##### Data for the task
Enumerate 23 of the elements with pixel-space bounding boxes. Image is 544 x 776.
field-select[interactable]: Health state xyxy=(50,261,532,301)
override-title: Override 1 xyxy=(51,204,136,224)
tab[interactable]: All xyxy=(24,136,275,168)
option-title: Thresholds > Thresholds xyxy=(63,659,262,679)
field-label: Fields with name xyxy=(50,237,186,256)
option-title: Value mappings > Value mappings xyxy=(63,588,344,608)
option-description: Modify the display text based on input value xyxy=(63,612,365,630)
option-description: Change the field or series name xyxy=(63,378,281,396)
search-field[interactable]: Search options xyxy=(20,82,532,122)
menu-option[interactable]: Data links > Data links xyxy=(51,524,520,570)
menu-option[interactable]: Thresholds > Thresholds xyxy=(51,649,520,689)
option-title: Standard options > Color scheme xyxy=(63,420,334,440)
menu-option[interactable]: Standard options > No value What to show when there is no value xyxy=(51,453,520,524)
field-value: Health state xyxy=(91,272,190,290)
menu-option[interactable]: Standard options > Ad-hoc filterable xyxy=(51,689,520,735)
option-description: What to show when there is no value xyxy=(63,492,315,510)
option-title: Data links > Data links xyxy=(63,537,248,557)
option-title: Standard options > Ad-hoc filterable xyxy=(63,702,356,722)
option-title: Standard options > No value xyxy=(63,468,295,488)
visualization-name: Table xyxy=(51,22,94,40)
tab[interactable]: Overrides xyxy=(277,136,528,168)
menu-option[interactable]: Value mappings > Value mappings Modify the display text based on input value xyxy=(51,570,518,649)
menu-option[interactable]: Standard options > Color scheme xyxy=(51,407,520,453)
##########
• Exercise details: Please filter the material above and copy every line that contains the word "What".

• Problem solution:
menu-option[interactable]: Standard options > No value What to show when there is no value xyxy=(51,453,520,524)
option-description: What to show when there is no value xyxy=(63,492,315,510)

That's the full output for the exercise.